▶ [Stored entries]
◇ ◇ ◇ ◇ ◇ ◇ ◇
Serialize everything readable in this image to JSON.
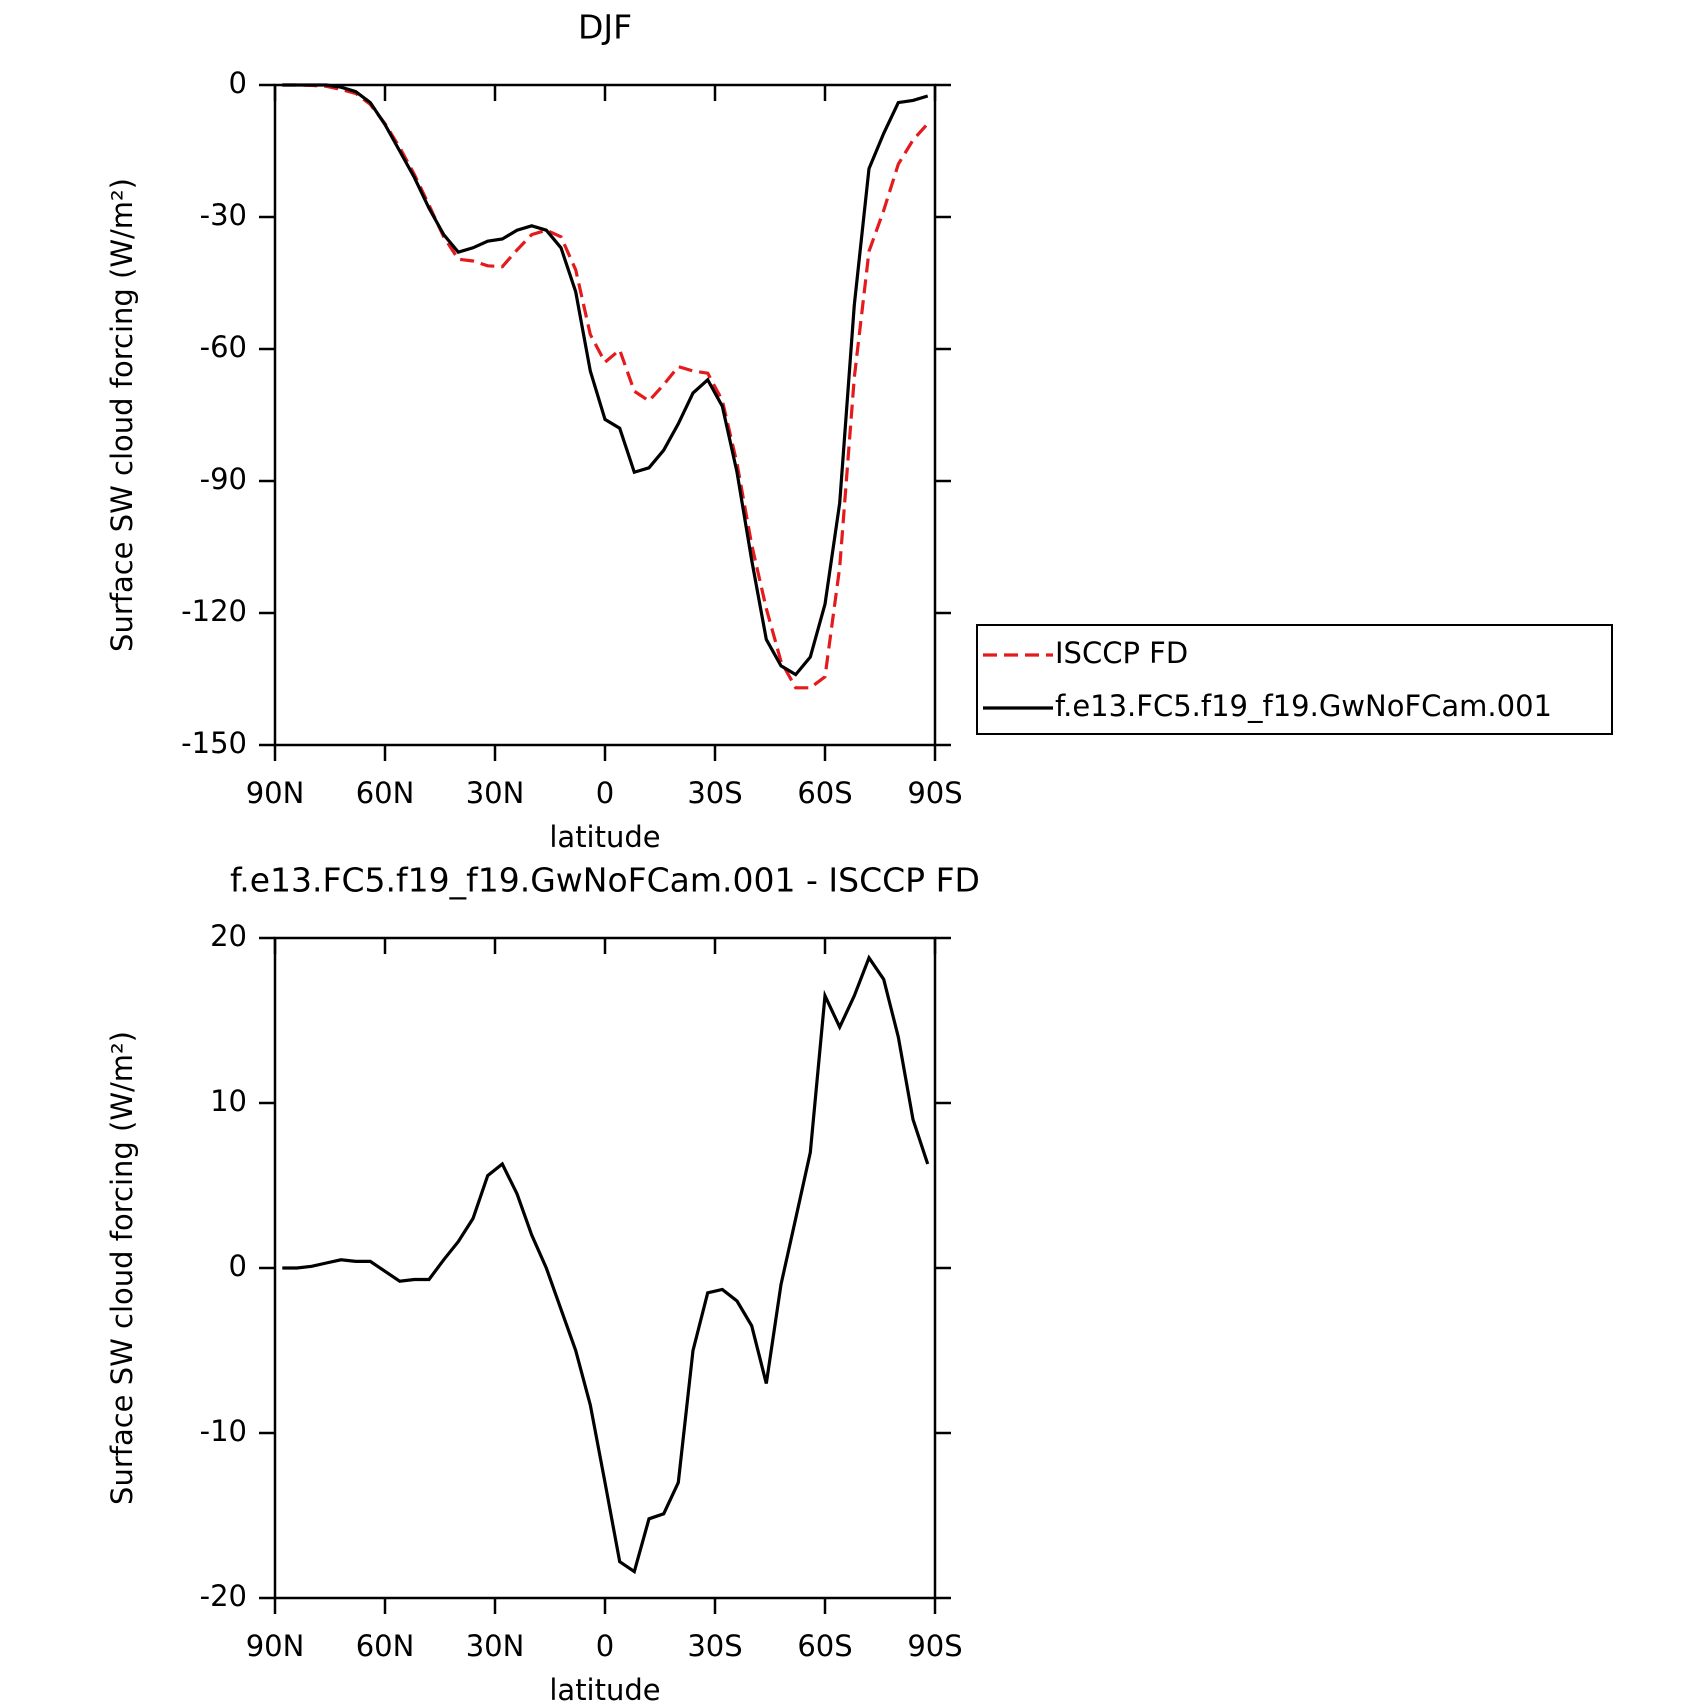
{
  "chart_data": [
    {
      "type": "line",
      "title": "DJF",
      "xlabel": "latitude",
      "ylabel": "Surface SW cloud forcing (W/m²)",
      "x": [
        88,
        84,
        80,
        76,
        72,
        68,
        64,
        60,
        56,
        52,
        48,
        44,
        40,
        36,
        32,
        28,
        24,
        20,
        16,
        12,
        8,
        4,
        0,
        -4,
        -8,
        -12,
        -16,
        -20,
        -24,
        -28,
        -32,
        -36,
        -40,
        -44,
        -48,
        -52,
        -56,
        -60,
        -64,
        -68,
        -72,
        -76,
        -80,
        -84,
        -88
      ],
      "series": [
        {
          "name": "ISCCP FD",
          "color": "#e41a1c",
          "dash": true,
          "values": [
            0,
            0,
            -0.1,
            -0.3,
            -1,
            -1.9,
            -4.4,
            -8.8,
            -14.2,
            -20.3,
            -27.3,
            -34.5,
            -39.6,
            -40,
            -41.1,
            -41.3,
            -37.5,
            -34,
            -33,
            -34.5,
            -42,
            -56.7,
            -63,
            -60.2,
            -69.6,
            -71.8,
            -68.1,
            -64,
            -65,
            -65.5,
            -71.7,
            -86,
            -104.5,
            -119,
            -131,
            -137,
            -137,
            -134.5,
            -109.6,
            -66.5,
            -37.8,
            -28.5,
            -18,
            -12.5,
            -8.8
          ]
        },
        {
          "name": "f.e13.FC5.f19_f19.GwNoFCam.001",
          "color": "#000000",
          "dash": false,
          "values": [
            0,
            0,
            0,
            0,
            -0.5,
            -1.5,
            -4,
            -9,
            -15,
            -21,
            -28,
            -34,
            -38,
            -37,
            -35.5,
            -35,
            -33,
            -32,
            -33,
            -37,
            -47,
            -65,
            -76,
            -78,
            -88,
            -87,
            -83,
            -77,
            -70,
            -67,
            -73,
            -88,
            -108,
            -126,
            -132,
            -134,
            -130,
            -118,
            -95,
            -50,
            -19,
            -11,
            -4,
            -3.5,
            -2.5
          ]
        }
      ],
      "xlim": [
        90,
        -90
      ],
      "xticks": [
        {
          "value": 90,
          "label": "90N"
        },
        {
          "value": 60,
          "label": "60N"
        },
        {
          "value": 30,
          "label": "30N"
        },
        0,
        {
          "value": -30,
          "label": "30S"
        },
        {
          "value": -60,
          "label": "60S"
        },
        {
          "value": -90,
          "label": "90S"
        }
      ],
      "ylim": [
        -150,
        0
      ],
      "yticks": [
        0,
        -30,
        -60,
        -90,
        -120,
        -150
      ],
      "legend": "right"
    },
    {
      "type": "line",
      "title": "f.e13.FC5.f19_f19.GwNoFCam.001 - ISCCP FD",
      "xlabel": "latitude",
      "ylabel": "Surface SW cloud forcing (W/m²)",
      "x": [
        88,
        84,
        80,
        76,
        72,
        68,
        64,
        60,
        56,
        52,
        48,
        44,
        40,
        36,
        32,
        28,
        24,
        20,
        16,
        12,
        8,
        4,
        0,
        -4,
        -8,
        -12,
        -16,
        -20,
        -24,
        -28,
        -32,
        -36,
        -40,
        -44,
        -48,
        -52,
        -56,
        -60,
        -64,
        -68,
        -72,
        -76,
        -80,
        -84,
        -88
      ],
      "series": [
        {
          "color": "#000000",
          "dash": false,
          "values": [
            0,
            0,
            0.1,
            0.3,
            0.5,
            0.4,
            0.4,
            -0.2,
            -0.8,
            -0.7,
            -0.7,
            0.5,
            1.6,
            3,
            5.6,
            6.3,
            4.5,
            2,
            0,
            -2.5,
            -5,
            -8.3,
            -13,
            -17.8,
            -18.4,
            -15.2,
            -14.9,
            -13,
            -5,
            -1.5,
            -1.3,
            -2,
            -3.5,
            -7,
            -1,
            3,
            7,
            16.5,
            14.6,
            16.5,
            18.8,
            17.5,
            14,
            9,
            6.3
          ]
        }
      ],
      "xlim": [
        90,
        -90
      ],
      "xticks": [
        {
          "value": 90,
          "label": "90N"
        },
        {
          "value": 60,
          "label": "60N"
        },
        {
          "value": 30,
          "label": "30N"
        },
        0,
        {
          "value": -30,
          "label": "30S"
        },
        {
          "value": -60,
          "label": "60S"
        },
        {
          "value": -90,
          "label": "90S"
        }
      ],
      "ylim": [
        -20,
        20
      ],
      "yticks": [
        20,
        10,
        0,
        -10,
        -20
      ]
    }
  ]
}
◇ ◇ ◇ ◇ ◇ ◇ ◇
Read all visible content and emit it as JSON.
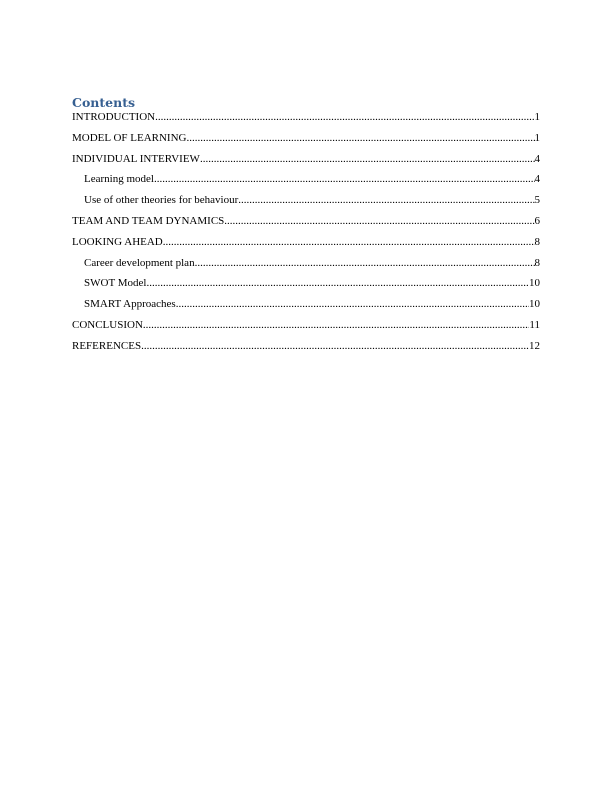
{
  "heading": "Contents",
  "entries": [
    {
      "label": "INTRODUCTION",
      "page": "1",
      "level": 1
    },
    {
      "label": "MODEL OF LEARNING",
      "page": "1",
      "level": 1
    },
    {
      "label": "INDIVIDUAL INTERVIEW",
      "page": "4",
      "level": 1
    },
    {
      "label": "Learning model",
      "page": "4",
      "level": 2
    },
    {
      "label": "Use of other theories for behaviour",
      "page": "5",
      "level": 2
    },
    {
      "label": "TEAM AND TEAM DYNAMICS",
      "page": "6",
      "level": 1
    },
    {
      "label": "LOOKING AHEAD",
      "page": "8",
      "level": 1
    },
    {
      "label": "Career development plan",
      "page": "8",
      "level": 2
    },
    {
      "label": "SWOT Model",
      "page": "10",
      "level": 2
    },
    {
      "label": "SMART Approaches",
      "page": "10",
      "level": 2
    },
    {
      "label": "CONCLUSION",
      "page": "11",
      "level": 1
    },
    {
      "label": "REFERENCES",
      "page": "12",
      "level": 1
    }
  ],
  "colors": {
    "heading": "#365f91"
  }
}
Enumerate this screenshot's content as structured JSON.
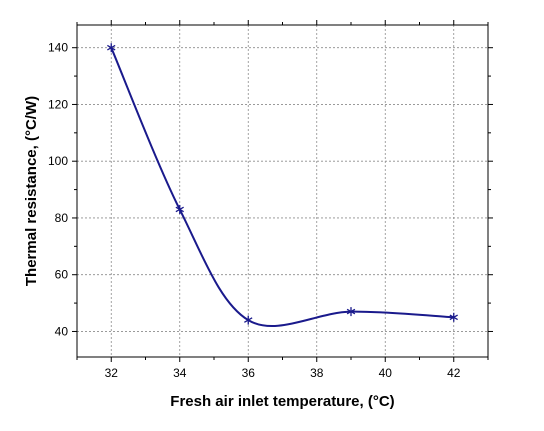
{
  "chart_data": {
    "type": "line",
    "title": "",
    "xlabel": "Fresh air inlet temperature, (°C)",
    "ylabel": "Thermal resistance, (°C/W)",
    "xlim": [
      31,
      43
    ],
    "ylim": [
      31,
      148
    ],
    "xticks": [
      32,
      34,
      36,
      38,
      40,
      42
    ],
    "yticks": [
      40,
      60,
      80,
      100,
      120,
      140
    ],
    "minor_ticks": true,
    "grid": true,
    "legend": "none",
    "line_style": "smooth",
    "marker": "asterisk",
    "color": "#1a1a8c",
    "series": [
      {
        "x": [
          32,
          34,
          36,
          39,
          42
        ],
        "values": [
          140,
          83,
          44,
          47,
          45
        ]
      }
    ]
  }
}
◇ ◇ ◇ ◇ ◇ ◇ ◇
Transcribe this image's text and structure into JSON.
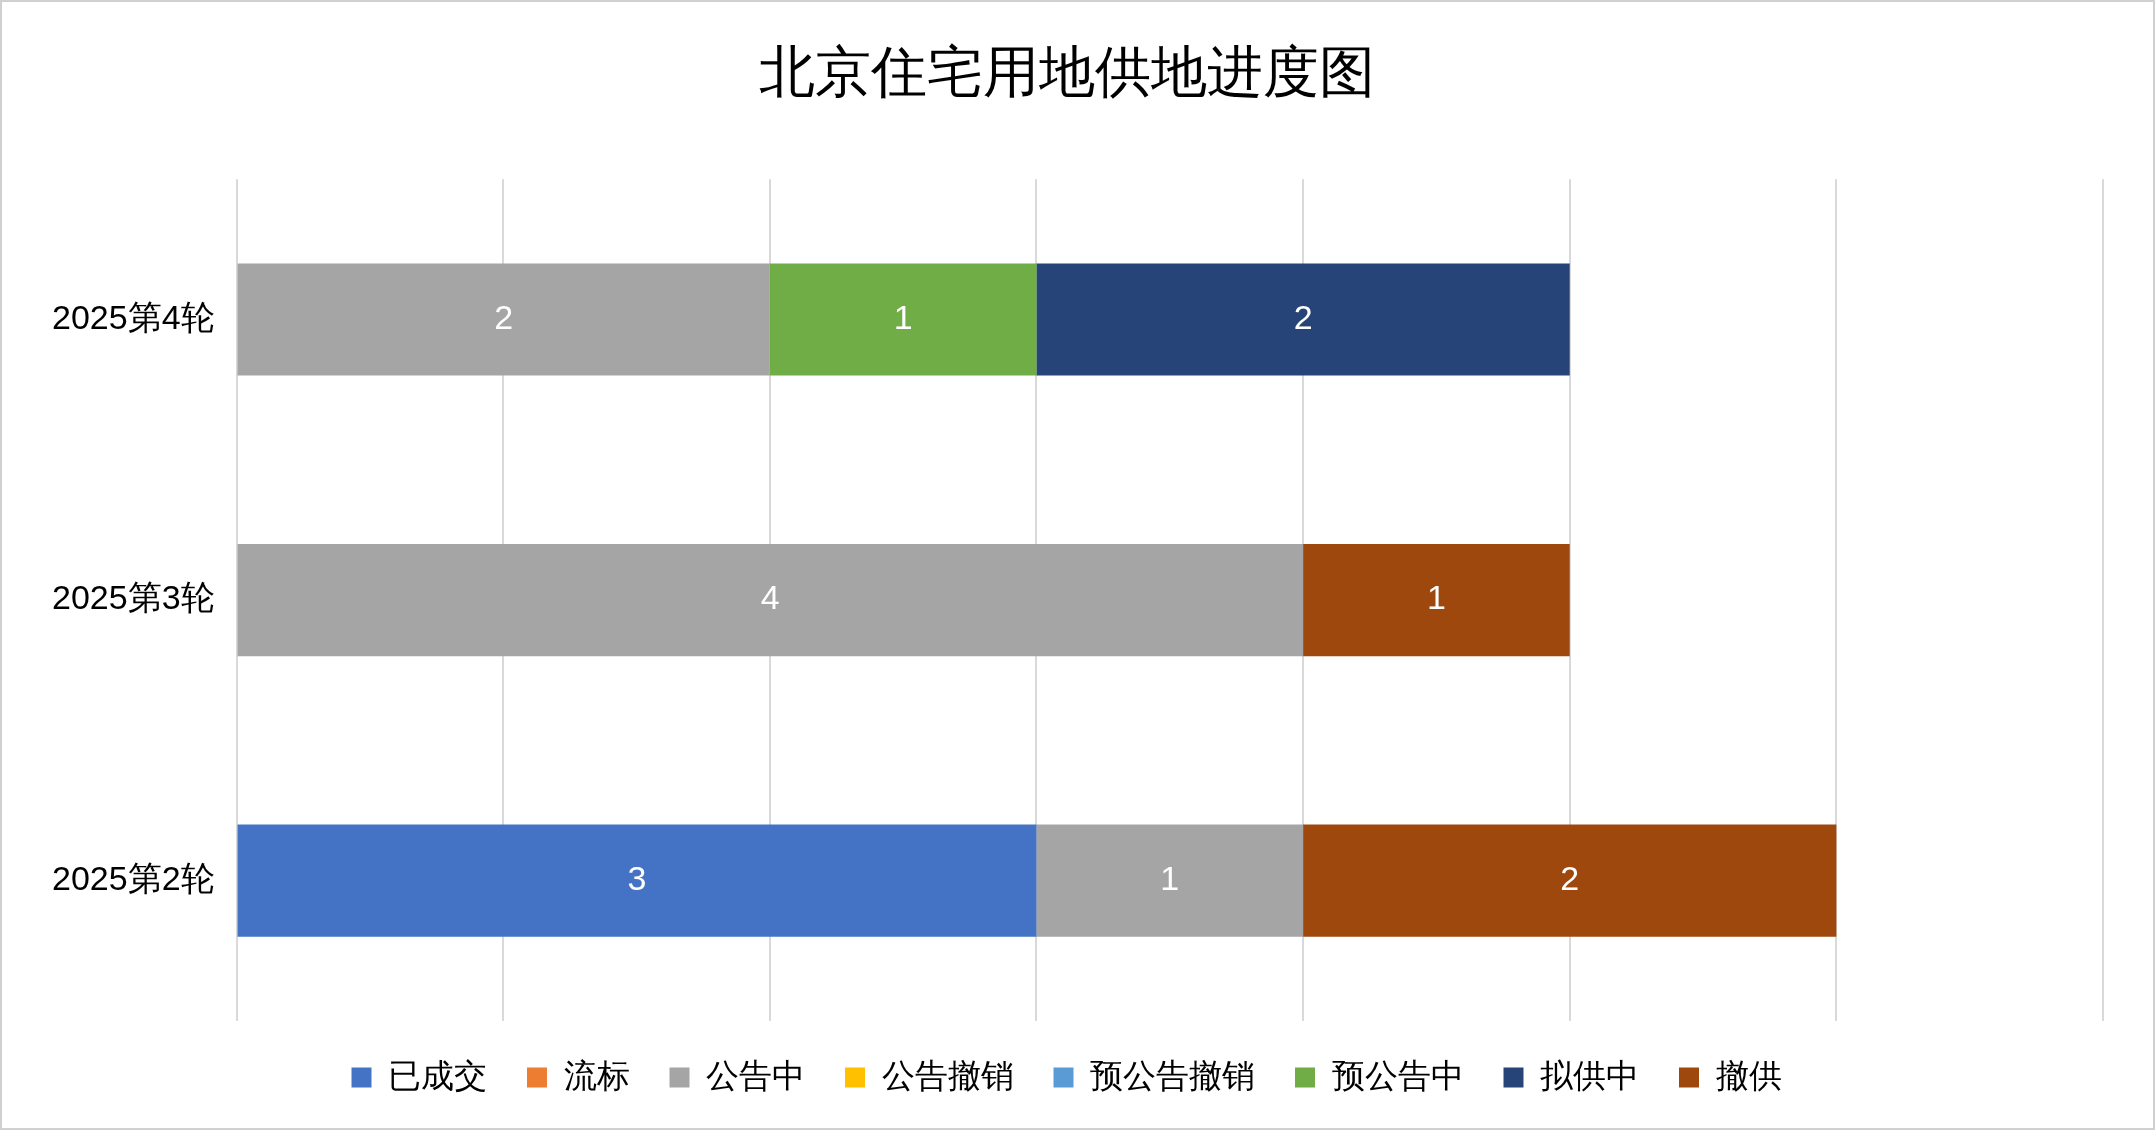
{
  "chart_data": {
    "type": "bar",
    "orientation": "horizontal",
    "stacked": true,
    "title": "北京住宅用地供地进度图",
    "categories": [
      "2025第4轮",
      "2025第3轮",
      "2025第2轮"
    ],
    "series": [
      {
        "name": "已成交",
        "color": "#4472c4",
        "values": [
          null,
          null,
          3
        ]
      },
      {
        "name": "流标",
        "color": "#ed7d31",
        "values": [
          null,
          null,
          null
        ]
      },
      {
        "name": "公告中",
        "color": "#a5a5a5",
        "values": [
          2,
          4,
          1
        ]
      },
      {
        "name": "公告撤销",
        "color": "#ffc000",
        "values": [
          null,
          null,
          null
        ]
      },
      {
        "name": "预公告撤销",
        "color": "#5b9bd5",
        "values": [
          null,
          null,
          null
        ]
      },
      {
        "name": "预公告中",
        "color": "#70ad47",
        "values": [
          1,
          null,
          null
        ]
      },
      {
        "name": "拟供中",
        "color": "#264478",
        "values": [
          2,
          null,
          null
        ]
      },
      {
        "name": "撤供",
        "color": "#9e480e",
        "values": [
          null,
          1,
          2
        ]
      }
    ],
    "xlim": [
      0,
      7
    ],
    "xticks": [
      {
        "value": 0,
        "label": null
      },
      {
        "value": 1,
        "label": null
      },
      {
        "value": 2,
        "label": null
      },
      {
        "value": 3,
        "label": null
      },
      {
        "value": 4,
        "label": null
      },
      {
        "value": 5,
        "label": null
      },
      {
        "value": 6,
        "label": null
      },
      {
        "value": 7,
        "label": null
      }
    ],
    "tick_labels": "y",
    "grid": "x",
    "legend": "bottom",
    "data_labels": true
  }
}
◇ ◇ ◇ ◇ ◇ ◇ ◇
▶ [SET EXERCISE]
Your task is to collect every line above that contains the word "legend".

▶ [RESPONSE FOR THIS EXERCISE]
      "legend": "right"
    "legend": "none",
    "legend": "bottom",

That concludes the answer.